TESTO ESTRATTO>
------
Penso che non esista una soluzione definitva al problema.
S90ES e Fantom G8 sono due apparecchiature pensate per scopi diversi.
La prima è uno stage piano con un ottima sezione di sintetizzatore, l'altra è uno workstation a tutti gli effetti (e che suona parecchio diversa da S90ES).
Se da un lato S90Es può sempre essere affiancata ad un laptop che, per inciso, dotato di scheda audio e di opportuno software può non sono fare da sequencer ma anche da campionatore, dall'altro Fantom ti consentirebbe di avere tutto in un'unica macchina... Peccato percò che le due apparecchiature suonino veramente diverse tra loro.
Quindi la prima cosa da fare è capire, indipendentemente dal prezzo, qual è la macchina che ti piace di più per suono.
Sarebbe sciocco acquistare una S90ES solo perché costa meno e, magari, ha una timbrica che ti soddisfa al 60%.
------
DATI REGISTRATI>
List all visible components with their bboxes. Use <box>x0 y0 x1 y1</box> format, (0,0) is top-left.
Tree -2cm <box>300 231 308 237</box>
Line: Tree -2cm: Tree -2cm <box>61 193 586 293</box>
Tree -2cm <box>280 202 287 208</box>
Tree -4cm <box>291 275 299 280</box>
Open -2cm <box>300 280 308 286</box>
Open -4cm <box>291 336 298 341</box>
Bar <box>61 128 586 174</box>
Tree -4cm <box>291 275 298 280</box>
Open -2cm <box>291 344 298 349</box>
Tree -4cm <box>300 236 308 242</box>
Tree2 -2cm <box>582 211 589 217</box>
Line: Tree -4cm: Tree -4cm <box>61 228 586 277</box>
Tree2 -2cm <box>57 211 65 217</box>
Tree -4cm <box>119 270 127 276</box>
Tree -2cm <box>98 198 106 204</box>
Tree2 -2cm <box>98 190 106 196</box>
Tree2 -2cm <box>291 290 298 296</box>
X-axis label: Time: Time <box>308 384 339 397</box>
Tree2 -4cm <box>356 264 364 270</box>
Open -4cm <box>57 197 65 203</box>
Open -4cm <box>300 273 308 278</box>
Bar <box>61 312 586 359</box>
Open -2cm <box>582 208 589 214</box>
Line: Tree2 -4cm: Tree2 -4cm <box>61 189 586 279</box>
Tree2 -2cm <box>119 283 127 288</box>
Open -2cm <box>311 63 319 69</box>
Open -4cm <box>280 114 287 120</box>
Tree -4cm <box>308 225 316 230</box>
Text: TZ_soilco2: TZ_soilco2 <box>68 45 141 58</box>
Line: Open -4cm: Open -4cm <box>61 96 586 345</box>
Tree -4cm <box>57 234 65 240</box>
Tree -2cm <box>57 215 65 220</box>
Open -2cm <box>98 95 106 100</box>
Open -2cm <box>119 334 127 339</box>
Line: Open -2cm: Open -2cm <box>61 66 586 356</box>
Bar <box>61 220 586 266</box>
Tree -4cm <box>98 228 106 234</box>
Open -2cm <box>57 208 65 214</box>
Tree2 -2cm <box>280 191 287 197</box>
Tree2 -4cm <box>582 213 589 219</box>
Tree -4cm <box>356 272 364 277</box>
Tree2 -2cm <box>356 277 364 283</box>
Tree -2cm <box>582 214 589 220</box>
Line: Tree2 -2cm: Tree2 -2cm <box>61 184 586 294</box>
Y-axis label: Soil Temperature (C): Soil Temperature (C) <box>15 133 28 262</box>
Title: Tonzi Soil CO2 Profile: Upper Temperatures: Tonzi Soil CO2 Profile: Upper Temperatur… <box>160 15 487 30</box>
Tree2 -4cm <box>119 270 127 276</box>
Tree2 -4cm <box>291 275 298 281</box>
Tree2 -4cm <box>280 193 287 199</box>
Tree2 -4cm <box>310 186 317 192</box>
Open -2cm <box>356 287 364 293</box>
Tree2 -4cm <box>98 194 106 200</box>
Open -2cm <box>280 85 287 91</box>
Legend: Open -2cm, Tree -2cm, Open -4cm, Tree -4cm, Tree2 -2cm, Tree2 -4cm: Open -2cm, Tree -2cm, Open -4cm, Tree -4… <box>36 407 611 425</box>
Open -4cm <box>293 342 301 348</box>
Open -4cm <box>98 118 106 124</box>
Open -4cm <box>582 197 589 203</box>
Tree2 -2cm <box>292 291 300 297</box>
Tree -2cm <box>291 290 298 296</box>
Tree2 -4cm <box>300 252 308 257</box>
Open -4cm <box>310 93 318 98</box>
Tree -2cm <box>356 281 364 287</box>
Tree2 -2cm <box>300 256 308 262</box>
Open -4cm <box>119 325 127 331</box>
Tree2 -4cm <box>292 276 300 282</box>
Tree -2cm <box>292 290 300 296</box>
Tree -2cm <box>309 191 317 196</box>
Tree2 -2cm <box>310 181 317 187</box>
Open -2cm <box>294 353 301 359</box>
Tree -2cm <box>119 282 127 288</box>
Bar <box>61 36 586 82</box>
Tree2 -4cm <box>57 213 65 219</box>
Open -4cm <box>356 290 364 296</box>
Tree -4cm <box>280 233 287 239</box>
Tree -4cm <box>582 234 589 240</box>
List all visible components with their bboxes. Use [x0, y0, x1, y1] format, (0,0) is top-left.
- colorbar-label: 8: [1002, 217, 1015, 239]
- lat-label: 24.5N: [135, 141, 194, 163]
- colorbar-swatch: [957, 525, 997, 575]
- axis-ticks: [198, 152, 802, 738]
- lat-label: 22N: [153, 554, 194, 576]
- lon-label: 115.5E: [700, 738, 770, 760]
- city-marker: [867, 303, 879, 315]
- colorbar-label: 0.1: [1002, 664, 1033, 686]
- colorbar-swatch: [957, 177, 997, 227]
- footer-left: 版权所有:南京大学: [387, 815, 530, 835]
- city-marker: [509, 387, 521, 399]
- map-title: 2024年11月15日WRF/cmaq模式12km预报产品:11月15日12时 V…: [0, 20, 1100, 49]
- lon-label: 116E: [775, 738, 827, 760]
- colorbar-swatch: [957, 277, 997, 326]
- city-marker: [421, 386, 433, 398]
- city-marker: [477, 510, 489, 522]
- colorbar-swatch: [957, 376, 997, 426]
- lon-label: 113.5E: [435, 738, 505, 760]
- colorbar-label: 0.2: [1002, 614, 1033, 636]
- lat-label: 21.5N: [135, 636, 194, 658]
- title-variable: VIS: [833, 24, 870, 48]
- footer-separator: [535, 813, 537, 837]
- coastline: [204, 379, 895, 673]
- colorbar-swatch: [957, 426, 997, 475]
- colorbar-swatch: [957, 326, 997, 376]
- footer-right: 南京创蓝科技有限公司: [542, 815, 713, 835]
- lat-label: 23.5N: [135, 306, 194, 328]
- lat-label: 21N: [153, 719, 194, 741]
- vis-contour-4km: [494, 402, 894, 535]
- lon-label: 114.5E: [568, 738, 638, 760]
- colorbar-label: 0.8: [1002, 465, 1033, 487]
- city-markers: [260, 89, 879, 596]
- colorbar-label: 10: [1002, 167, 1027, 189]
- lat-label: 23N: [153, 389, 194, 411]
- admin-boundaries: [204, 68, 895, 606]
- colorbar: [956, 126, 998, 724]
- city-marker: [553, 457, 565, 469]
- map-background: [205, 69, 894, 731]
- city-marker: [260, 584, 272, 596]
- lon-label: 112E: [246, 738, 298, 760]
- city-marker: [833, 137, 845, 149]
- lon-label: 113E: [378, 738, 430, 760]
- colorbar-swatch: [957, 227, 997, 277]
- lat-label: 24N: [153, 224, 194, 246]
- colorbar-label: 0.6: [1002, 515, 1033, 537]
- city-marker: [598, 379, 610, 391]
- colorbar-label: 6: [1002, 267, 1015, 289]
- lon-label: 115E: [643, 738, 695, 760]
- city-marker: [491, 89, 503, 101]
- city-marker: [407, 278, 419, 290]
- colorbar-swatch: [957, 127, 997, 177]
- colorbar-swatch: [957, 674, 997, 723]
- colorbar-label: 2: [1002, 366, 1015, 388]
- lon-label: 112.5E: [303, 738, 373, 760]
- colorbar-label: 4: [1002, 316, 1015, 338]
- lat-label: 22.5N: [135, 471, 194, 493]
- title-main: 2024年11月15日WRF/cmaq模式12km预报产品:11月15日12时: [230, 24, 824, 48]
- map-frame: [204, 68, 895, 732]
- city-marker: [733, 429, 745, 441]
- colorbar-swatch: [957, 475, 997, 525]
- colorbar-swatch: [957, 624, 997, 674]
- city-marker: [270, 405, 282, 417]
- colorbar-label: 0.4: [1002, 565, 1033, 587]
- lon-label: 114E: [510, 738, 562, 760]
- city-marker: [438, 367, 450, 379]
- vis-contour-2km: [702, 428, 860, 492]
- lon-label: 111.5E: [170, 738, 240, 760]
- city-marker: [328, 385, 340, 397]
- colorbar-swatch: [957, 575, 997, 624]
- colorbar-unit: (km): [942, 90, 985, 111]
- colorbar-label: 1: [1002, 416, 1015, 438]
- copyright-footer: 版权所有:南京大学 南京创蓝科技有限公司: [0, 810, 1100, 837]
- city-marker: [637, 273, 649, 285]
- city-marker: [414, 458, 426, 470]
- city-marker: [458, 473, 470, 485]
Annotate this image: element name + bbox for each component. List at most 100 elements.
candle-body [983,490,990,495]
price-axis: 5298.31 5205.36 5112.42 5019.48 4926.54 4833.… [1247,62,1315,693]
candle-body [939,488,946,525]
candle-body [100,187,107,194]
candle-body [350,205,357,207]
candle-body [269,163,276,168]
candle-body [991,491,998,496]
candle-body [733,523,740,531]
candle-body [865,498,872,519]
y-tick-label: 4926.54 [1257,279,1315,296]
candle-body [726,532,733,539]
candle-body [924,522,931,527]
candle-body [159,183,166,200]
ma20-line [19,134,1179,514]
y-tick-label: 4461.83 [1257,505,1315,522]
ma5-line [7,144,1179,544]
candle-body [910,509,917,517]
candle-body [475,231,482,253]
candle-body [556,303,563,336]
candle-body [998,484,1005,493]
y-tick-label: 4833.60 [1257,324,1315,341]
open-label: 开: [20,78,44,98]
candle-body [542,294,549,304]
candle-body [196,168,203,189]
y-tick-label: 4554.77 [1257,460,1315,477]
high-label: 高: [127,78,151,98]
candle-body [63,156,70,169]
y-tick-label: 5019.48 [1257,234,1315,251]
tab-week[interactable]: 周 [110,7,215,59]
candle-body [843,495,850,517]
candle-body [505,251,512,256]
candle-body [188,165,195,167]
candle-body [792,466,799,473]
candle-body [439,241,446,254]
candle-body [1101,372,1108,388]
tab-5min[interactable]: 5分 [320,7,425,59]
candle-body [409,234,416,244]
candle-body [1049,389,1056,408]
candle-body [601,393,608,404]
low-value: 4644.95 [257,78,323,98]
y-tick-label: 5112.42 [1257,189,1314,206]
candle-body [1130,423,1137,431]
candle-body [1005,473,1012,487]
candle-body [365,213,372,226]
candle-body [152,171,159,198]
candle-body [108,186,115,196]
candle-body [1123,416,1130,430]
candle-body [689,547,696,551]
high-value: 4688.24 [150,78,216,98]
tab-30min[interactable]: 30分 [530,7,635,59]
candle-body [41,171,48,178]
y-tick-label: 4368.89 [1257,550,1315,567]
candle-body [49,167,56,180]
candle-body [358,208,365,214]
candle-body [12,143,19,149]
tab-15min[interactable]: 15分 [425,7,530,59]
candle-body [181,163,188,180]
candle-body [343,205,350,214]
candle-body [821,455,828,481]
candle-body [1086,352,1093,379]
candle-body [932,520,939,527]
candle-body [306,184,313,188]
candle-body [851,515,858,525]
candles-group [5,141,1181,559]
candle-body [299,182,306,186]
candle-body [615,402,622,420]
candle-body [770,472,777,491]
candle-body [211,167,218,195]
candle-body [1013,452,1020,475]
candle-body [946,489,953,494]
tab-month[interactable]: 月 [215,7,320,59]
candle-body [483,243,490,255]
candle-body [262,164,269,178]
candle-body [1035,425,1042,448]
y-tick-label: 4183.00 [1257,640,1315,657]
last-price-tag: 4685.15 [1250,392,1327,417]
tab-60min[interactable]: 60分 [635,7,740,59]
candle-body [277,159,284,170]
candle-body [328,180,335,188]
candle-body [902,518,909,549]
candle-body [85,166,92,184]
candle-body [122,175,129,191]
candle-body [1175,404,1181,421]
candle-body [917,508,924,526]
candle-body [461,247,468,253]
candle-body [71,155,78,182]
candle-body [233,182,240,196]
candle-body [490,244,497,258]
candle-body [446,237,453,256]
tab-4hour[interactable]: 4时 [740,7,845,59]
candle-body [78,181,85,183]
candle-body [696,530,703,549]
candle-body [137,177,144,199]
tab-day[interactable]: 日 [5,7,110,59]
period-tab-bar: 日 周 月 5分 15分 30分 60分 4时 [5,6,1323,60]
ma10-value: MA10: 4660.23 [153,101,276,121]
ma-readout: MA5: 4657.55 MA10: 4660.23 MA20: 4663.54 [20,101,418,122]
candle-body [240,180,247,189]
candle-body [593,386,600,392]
------
COMPITI ASSEGNATI>
1: Risponda alle seguenti domande sul testo relativo a S90ES e Fantom G8.
(a) Che tipo di apparecchiatura è la S90ES?
(b) Che cosa consentirebbe di avere il Fantom?
(c) Quale criterio va seguito per prima cosa, indipendentemente dal prezzo?
2: Trascriva il brano del testo su S90ES e Fantom G8 che si apre con le parole "La prima è uno" e si chiude con "più per suono.". In esso sostituisca "laptop" con "computer portatile".
3: Prosegua il testo su S90ES e Fantom G8 a partire dall'ultima frase riportata.

RISULTATI DELL'ESERCIZIO>
1:
(a) È uno stage piano con un'ottima sezione di sintetizzatore.
(b) Consentirebbe di avere tutto in un'unica macchina.
(c) Occorre capire quale macchina piace di più per il suono.

2:
La prima è uno stage piano con un ottima sezione di sintetizzatore, l'altra è uno workstation a tutti gli effetti (e che suona parecchio diversa da S90ES).
Se da un lato S90Es può sempre essere affiancata ad un computer portatile che, per inciso, dotato di scheda audio e di opportuno software può non sono fare da sequencer ma anche da campionatore, dall'altro Fantom ti consentirebbe di avere tutto in un'unica macchina... Peccato percò che le due apparecchiature suonino veramente diverse tra loro.
Quindi la prima cosa da fare è capire, indipendentemente dal prezzo, qual è la macchina che ti piace di più per suono.

3:
Come sarebbe altrettanto sciocco acquistare una Fantom G8 che è più completo, un sequencer ed un campionatore stratosferici, ma ha una timbrica che non ti soddisfa che al 40%.
Giusto per farti capire come ho cambiato idea nel tempo... Mel 1991 avevo una Korg T1, la mia prima workstation con la tastiera pesata, che però ho usato sempre collegata ad un Apple Mac con il sequencer MotU Performer. Sempre convinto che il sequencer interno alla tastiera servisse poco o nulla, nel 2003 ha acquistato Yamaha S90. Nel 2005 sono passato a S90ES... Poi ho iniziato a suonare con gruppi e mi serviva una workstation trasportabile (S90ES è troppo pesante da spostare più volte alla settimana). Inizialmente volevo cambiare S90ES con Motif XF8, ma avrei perso le 2 PLG150-AN che con la serie X sono inutlizzabili. Alla fine, ho acquistato una workstation, Motif XF7 della quale sono soddisfattisimo.
Quindi nel 1991 sono partito con una workstation e dopo 2 stage piano nel 2012 sono ritornato alla workstation perché, anche se sequencer e campionatore potrebbero sembrare superflui, possono sempre tornare comodi.